→ Extract
John Martin Thompson (1829–1907) was a lumberman, Native American tribal and civic leader,  born in the old Cherokee Nation prior to removal in what is now Bartow County, Georgia, USA. He was the son of Benjamin Franklin Thompson, a South Carolinian of Scot-Irish descent, and Annie Martin, a mix blood Cherokee. She was the daughter of Judge John Martin, the first Chief Justice of the Cherokee Nation and Nellie McDaniel.

The Cherokees and the Mount Tabor Indian Community 
Thompson's family had ties to the Cherokee Ridge Party, who supported the removal treaty known as the Treaty of New Echota. In 1848, Thompson's family left the Cherokee Nation in Indian Territory along with other Ridge Party and Old Settler supporters to settle in Rusk County, Texas. B.F. Thompson initially purchased  in the spring of 1844 near present-day Laird Hill, Texas, on which the family made its home. The community later became known as the Mount Tabor Indian Community, the name given to the area by John Adair Bell as recorded in the book Cherokee Cavaliers, (pg 80). J.M. Thompson, although growing up in the Cherokee Nation, in both Georgia and Indian Territory, got his formal education, along with his brother William Wirt Thompson, at the Western Military College, then located at Georgetown, Kentucky. The brothers spent two years at the college before returning to east Texas and becoming deeply involved in the families plantation.

Layout annotation data:
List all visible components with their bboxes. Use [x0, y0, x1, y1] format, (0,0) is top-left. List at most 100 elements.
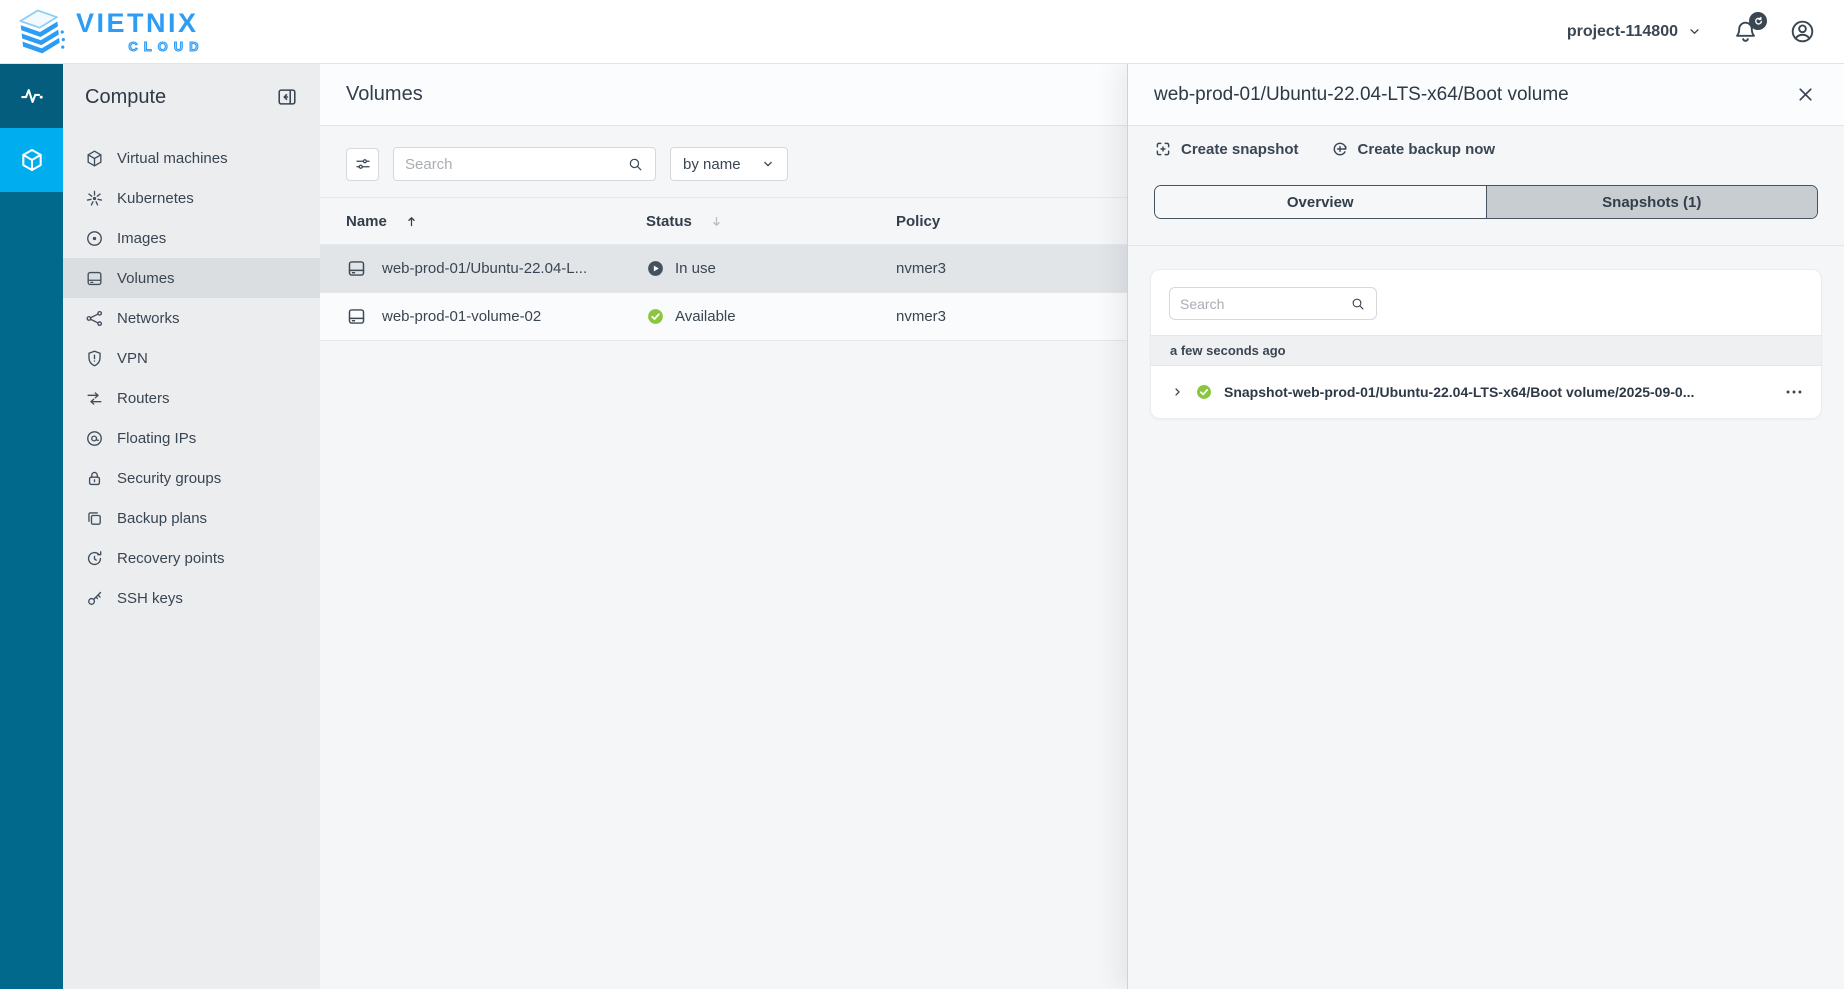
compute-cube-icon: [19, 147, 45, 173]
sidebar-item-label: VPN: [117, 350, 148, 367]
brand-title: VIETNIX: [76, 10, 199, 37]
panel-actions: Create snapshot Create backup now: [1128, 126, 1844, 158]
volumes-search-box: [393, 147, 656, 181]
sidebar-item-label: Virtual machines: [117, 150, 228, 167]
sidebar-item-backup-plans[interactable]: Backup plans: [63, 498, 320, 538]
sidebar-item-label: Floating IPs: [117, 430, 196, 447]
page-title: Volumes: [346, 83, 423, 106]
router-arrows-icon: [85, 389, 104, 408]
sidebar-item-vpn[interactable]: VPN: [63, 338, 320, 378]
recovery-clock-icon: [85, 549, 104, 568]
project-switcher[interactable]: project-114800: [1567, 23, 1702, 41]
sort-desc-icon: [709, 214, 724, 229]
volume-name-cell: web-prod-01-volume-02: [346, 306, 646, 327]
app-root: VIETNIX CLOUD project-114800: [0, 0, 1844, 989]
snapshot-group-header: a few seconds ago: [1151, 335, 1821, 366]
refresh-icon: [1753, 16, 1764, 27]
chevron-down-icon: [761, 157, 775, 171]
sidebar-item-label: Recovery points: [117, 550, 225, 567]
snapshots-card: a few seconds ago Snapshot-web-prod-01/U…: [1150, 269, 1822, 419]
sidebar-item-label: Routers: [117, 390, 170, 407]
brand-subtitle: CLOUD: [76, 40, 205, 53]
rail-item-compute[interactable]: [0, 128, 63, 192]
sidebar-item-ssh-keys[interactable]: SSH keys: [63, 578, 320, 618]
column-header-name[interactable]: Name: [346, 213, 646, 230]
available-status-icon: [646, 307, 665, 326]
snapshot-row[interactable]: Snapshot-web-prod-01/Ubuntu-22.04-LTS-x6…: [1151, 366, 1821, 418]
sidebar-item-label: Backup plans: [117, 510, 207, 527]
filter-button[interactable]: [346, 148, 379, 181]
sidebar-item-virtual-machines[interactable]: Virtual machines: [63, 138, 320, 178]
sidebar-item-label: SSH keys: [117, 590, 183, 607]
snapshots-search-input[interactable]: [1180, 296, 1350, 312]
account-button[interactable]: [1789, 18, 1816, 45]
sidebar-item-routers[interactable]: Routers: [63, 378, 320, 418]
drive-icon: [85, 269, 104, 288]
volumes-search-input[interactable]: [405, 156, 627, 173]
sort-asc-icon: [404, 214, 419, 229]
network-nodes-icon: [85, 309, 104, 328]
key-icon: [85, 589, 104, 608]
panel-divider: [1128, 245, 1844, 246]
panel-header: web-prod-01/Ubuntu-22.04-LTS-x64/Boot vo…: [1128, 64, 1844, 126]
volume-name: web-prod-01/Ubuntu-22.04-L...: [382, 260, 587, 277]
create-snapshot-button[interactable]: Create snapshot: [1154, 140, 1299, 158]
ip-circle-icon: [85, 429, 104, 448]
tab-snapshots[interactable]: Snapshots (1): [1486, 186, 1818, 218]
sidebar-item-networks[interactable]: Networks: [63, 298, 320, 338]
sort-by-value: by name: [683, 156, 741, 173]
sidebar-item-images[interactable]: Images: [63, 218, 320, 258]
notification-badge: [1749, 12, 1767, 30]
panel-tabs: Overview Snapshots (1): [1154, 185, 1818, 219]
sidebar-item-label: Kubernetes: [117, 190, 194, 207]
chevron-right-icon: [1171, 386, 1184, 399]
notifications-button[interactable]: [1732, 18, 1759, 45]
drive-icon: [346, 306, 367, 327]
sidebar-collapse-button[interactable]: [276, 86, 298, 108]
sidebar-item-volumes[interactable]: Volumes: [63, 258, 320, 298]
volume-status-cell: In use: [646, 259, 896, 278]
drive-icon: [346, 258, 367, 279]
cube-icon: [85, 149, 104, 168]
shield-icon: [85, 349, 104, 368]
panel-close-button[interactable]: [1793, 82, 1818, 107]
sidebar-header: Compute: [63, 64, 320, 130]
column-header-status[interactable]: Status: [646, 213, 896, 230]
brand-stack-icon: [14, 6, 66, 58]
sidebar-item-recovery-points[interactable]: Recovery points: [63, 538, 320, 578]
brand-wordmark: VIETNIX CLOUD: [76, 10, 199, 53]
snapshot-menu-button[interactable]: [1783, 381, 1805, 403]
copy-squares-icon: [85, 509, 104, 528]
sliders-filter-icon: [354, 155, 372, 173]
sidebar-item-security-groups[interactable]: Security groups: [63, 458, 320, 498]
snapshot-expand-button[interactable]: [1171, 386, 1184, 399]
close-icon: [1795, 84, 1816, 105]
top-bar: VIETNIX CLOUD project-114800: [0, 0, 1844, 64]
status-label: In use: [675, 260, 716, 277]
sidebar-menu: Virtual machines Kubernetes Images Volum…: [63, 130, 320, 618]
tab-overview[interactable]: Overview: [1155, 186, 1486, 218]
volume-name-cell: web-prod-01/Ubuntu-22.04-L...: [346, 258, 646, 279]
search-icon: [1350, 296, 1366, 312]
sidebar-item-label: Volumes: [117, 270, 175, 287]
project-label: project-114800: [1567, 23, 1678, 41]
brand-logo[interactable]: VIETNIX CLOUD: [14, 6, 199, 58]
helm-wheel-icon: [85, 189, 104, 208]
sort-by-select[interactable]: by name: [670, 147, 788, 181]
user-avatar-icon: [1789, 18, 1816, 45]
snapshot-frame-icon: [1154, 140, 1172, 158]
ellipsis-icon: [1783, 381, 1805, 403]
sidebar: Compute Virtual machines Kubernetes Imag…: [63, 64, 320, 989]
disc-icon: [85, 229, 104, 248]
rail-item-dashboard[interactable]: [0, 64, 63, 128]
snapshots-search-box: [1169, 287, 1377, 320]
panel-title: web-prod-01/Ubuntu-22.04-LTS-x64/Boot vo…: [1154, 84, 1569, 106]
sidebar-item-label: Security groups: [117, 470, 221, 487]
sidebar-item-kubernetes[interactable]: Kubernetes: [63, 178, 320, 218]
icon-rail: [0, 64, 63, 989]
create-backup-button[interactable]: Create backup now: [1331, 140, 1496, 158]
sidebar-item-floating-ips[interactable]: Floating IPs: [63, 418, 320, 458]
sidebar-title: Compute: [85, 86, 166, 109]
status-label: Available: [675, 308, 736, 325]
pulse-activity-icon: [19, 83, 45, 109]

→ Work instructions
In the John Martin Thompson biography above, copy everything from "John Martin Thompson" down to "and Nellie McDaniel.".

→ Reply
John Martin Thompson (1829–1907) was a lumberman, Native American tribal and civic leader,  born in the old Cherokee Nation prior to removal in what is now Bartow County, Georgia, USA. He was the son of Benjamin Franklin Thompson, a South Carolinian of Scot-Irish descent, and Annie Martin, a mix blood Cherokee. She was the daughter of Judge John Martin, the first Chief Justice of the Cherokee Nation and Nellie McDaniel.